_Requirements_: From the listing below, pull out the lines that hold "Technické".

[Data records]
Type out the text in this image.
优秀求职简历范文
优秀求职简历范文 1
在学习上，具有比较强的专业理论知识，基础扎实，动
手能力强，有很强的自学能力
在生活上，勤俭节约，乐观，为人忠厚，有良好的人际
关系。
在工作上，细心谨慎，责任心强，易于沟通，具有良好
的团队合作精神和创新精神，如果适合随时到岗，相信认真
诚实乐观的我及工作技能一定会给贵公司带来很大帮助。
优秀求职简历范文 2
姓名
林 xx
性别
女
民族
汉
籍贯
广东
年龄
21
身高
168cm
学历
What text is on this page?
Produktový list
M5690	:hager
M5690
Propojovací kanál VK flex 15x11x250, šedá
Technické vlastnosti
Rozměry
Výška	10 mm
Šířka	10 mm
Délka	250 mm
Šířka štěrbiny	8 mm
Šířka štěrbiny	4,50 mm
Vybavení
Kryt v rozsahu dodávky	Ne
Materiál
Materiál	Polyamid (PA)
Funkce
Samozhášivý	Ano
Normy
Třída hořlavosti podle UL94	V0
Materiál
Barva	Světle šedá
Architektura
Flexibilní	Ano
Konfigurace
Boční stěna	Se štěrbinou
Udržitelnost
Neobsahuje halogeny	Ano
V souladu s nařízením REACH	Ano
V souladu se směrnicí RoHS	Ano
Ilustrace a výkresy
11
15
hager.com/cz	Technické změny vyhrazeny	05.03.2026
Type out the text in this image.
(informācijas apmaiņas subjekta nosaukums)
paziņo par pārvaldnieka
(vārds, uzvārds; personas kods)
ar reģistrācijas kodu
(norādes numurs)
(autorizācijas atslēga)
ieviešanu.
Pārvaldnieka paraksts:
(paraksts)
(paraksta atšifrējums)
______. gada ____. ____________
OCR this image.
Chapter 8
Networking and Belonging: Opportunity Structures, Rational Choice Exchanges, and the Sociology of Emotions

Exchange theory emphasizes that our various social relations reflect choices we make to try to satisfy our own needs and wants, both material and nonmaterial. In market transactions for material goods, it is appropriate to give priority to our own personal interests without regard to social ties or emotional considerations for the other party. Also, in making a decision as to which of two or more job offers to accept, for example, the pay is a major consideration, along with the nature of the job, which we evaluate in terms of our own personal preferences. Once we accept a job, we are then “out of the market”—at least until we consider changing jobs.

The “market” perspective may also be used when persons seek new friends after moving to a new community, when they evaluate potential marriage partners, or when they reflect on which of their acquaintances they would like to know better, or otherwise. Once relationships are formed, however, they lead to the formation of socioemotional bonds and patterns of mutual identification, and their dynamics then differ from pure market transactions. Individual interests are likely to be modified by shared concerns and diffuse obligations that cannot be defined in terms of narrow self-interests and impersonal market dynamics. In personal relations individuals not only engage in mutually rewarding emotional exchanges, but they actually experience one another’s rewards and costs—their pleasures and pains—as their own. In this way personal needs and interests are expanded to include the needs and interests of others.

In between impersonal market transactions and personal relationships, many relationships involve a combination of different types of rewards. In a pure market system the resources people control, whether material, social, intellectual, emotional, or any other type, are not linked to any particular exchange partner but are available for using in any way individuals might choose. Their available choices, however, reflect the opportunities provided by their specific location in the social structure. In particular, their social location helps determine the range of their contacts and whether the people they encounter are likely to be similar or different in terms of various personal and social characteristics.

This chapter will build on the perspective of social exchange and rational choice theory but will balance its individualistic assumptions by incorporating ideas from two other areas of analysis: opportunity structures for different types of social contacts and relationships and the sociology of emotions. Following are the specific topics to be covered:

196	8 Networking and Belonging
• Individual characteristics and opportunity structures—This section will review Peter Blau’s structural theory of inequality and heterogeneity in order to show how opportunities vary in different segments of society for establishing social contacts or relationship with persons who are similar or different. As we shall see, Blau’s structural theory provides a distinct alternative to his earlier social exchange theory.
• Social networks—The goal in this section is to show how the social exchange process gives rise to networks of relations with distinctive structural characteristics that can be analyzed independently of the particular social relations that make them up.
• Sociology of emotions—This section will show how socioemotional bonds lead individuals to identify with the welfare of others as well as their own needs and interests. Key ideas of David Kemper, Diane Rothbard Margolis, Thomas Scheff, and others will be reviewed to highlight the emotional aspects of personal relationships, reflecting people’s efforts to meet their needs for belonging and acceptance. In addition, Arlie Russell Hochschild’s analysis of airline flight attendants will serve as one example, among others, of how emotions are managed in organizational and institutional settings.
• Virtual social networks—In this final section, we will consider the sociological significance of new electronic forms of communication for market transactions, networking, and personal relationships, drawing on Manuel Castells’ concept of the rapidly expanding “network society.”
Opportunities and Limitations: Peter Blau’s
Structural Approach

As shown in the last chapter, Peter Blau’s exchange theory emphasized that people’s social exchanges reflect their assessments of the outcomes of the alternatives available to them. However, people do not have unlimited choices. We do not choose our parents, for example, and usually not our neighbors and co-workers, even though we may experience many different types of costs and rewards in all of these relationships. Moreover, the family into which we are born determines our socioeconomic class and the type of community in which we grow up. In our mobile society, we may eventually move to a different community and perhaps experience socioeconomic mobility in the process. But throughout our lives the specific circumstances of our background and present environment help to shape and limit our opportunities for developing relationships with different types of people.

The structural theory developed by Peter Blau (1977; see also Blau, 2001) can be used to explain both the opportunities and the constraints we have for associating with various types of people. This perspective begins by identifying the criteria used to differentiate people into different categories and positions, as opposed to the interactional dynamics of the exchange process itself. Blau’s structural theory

_Worked solution_:
Technické vlastnosti
hager.com/cz	Technické změny vyhrazeny	05.03.2026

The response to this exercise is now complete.